Records from a collection of figures
---------------

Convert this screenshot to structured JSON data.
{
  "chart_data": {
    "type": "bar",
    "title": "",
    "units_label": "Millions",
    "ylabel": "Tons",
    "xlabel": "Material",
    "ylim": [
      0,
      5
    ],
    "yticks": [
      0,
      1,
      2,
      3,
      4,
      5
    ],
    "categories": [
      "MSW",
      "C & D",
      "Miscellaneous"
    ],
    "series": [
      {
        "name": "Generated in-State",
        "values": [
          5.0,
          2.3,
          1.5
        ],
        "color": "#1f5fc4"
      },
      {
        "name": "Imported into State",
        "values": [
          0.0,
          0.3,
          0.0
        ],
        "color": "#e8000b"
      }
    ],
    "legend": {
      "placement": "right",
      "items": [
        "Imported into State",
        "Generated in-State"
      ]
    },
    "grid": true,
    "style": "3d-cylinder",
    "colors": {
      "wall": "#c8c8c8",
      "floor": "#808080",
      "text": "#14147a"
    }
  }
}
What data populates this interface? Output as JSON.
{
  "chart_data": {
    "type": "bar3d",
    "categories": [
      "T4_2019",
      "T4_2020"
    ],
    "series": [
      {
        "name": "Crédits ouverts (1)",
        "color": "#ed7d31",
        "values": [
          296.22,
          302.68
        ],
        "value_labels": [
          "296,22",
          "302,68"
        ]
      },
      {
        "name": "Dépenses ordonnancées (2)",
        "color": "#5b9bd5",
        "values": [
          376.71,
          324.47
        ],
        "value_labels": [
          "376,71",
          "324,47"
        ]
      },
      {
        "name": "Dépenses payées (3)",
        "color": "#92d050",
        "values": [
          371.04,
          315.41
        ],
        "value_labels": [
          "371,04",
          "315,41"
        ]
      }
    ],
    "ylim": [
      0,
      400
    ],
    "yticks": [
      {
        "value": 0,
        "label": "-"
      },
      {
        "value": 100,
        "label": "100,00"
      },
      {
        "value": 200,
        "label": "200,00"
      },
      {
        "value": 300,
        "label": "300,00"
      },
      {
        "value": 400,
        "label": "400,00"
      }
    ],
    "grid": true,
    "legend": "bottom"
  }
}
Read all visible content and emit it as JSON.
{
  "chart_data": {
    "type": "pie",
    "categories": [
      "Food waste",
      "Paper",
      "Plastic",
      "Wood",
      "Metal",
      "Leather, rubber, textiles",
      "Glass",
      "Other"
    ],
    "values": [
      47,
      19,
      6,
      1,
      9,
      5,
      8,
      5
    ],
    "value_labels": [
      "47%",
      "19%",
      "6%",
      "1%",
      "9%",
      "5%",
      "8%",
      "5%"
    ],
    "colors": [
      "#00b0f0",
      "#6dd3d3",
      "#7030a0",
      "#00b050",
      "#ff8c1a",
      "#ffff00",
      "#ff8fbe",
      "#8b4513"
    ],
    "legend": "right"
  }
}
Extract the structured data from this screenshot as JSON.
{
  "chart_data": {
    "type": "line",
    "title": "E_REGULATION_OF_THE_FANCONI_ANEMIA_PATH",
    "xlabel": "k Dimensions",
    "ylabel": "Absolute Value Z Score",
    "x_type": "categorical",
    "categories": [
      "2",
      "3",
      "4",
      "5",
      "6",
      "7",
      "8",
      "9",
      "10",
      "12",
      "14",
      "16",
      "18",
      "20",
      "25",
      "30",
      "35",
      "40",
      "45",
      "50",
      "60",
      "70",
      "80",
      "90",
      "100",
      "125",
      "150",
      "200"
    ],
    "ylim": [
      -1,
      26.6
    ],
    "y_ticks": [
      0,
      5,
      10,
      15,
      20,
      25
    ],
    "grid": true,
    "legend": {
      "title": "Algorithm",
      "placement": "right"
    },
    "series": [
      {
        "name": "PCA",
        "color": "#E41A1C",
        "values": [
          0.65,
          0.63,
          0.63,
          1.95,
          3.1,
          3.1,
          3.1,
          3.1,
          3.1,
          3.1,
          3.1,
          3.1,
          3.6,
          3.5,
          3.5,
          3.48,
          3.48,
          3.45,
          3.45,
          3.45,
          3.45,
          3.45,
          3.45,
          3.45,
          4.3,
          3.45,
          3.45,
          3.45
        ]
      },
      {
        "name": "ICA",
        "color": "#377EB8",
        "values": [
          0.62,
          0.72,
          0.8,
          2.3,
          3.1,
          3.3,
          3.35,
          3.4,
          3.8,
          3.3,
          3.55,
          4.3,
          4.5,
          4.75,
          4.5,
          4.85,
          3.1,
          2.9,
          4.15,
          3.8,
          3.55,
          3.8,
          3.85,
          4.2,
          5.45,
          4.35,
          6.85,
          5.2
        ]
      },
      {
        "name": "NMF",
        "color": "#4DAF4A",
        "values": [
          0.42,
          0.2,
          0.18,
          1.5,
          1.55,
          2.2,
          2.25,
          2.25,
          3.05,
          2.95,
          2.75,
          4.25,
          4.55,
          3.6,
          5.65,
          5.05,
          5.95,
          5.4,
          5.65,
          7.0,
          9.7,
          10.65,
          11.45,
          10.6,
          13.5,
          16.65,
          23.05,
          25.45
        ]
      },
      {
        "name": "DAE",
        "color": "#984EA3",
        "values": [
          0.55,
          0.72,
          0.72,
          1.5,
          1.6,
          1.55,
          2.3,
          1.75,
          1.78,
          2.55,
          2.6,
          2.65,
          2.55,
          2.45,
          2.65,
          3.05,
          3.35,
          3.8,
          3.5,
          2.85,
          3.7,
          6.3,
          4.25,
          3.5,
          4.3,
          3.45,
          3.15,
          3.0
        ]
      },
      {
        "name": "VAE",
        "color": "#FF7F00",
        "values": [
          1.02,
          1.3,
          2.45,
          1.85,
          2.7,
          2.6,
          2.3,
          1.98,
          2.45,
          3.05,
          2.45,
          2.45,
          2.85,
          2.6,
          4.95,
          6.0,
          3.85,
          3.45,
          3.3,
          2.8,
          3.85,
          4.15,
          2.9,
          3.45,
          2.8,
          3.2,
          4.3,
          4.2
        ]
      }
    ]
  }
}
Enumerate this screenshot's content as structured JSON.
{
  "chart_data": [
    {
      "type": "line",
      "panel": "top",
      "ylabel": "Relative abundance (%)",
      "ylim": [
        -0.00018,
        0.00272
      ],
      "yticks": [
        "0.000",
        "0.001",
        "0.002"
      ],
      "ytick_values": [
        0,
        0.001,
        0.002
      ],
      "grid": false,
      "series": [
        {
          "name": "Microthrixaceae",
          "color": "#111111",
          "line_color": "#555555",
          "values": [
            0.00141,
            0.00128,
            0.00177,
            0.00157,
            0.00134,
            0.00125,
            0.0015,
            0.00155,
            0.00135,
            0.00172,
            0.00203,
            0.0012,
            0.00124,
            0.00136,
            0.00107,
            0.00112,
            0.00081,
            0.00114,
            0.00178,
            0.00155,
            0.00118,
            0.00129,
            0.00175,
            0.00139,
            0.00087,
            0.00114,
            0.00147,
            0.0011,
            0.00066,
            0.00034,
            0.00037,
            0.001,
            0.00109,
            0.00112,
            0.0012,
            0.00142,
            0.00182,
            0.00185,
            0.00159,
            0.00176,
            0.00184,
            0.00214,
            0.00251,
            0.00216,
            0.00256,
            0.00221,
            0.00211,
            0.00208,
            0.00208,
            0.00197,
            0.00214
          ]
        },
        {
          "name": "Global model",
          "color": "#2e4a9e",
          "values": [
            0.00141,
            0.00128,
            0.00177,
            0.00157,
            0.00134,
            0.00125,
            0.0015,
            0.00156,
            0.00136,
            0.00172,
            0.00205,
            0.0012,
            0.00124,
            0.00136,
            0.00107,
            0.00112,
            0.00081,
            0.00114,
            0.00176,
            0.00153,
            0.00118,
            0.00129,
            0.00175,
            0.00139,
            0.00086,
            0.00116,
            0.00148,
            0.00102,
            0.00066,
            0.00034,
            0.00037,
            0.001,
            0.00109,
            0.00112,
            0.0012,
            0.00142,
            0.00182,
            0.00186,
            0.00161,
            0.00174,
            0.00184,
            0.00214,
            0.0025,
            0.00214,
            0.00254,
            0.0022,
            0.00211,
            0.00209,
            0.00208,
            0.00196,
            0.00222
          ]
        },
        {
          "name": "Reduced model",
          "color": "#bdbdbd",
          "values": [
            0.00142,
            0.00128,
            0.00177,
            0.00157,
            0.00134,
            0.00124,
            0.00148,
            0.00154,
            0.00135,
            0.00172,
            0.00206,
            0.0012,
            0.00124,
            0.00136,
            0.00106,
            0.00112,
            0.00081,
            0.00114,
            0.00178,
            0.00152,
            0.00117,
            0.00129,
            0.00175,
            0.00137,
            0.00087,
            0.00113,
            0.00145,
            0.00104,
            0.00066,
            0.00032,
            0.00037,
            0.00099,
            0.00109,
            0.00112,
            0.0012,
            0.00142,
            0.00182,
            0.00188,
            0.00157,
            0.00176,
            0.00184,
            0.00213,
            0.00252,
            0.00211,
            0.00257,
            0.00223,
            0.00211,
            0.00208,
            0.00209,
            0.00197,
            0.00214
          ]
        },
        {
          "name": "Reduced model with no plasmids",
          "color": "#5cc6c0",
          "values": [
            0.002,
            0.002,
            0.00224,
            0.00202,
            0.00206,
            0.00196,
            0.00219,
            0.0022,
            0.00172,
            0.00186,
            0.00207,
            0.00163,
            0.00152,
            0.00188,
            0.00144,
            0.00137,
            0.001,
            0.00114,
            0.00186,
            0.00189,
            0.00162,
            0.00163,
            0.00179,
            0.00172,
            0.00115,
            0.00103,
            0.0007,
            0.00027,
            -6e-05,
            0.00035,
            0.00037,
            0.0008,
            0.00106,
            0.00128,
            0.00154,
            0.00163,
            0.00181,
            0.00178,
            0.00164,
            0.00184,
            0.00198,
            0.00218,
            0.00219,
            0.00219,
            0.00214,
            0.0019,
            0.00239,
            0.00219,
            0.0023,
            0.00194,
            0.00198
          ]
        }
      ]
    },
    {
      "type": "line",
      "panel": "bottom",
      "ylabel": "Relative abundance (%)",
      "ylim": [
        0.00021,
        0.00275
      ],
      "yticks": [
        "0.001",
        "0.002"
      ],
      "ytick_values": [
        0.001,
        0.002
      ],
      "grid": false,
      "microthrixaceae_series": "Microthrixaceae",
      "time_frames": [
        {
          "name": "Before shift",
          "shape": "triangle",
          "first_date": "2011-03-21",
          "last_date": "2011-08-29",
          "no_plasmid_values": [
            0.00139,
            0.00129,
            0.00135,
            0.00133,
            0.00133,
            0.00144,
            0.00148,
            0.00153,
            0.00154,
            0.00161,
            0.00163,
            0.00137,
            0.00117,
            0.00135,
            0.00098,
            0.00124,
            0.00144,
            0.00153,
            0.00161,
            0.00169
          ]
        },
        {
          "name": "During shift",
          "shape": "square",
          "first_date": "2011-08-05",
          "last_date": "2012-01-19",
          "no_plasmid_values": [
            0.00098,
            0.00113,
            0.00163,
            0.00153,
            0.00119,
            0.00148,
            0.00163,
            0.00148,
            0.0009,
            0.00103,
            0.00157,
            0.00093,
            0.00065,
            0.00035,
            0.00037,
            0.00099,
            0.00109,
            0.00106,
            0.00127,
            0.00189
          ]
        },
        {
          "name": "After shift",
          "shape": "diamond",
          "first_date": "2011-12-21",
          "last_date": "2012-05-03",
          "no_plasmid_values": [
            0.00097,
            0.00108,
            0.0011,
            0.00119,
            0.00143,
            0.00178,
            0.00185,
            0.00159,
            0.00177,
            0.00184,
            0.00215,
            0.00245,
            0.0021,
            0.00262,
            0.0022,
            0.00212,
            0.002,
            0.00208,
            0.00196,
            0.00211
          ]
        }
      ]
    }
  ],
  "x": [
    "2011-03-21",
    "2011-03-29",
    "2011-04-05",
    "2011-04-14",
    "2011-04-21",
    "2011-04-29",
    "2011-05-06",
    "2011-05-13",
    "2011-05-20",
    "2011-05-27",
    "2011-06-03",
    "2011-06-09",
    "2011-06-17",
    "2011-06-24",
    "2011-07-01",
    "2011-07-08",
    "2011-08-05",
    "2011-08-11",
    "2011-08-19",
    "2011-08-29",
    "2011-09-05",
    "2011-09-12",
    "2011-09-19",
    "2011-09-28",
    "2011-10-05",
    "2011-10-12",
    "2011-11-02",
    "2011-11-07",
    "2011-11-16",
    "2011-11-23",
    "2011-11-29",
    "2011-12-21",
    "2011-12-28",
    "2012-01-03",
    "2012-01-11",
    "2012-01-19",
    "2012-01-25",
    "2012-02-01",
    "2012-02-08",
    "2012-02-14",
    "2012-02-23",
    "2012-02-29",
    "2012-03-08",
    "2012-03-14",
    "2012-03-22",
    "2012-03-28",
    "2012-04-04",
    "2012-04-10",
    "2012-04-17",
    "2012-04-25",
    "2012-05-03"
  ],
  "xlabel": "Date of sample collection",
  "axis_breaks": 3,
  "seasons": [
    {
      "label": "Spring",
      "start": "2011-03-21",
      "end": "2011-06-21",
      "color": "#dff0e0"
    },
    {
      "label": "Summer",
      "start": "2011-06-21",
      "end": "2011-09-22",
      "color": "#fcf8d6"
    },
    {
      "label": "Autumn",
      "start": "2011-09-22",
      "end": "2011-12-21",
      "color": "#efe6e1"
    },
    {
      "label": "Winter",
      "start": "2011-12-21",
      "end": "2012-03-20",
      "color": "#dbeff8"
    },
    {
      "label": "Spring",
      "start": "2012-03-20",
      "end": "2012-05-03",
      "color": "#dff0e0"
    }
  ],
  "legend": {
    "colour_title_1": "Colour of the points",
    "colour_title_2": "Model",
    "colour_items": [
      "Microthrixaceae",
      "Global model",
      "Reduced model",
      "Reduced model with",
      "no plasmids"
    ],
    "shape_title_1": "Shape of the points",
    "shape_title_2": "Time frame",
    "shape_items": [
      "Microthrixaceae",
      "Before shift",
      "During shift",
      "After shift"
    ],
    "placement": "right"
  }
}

---------------

PROBLEM DESCRIPTION: Gather each line that holds "JSON".

EXERCISE RESULT:
Convert this screenshot to structured JSON data.
What data populates this interface? Output as JSON.
Read all visible content and emit it as JSON.
Extract the structured data from this screenshot as JSON.
Enumerate this screenshot's content as structured JSON.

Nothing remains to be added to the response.